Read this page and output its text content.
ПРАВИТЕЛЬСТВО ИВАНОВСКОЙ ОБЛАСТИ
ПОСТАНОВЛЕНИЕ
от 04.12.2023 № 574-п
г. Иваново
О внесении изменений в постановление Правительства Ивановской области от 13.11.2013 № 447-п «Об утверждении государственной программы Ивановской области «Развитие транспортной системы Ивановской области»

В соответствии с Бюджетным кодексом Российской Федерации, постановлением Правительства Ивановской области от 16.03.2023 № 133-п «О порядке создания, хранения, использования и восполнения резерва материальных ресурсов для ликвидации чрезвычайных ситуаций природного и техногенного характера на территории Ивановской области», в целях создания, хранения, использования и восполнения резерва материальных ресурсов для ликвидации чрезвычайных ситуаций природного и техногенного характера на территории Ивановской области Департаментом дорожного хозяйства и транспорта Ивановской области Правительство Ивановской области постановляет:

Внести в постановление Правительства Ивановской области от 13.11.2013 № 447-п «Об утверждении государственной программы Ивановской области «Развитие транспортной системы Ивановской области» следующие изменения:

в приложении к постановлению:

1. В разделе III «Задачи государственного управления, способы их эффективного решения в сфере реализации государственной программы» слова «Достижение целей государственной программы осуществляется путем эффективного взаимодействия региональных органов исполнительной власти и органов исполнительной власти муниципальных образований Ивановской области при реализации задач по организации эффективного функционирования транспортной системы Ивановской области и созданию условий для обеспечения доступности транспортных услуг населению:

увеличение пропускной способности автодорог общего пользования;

=-=-=

• [GOAL]
State the number of lines in the records that contain the string "утверждении", and nothing more.

• [REPLY]
2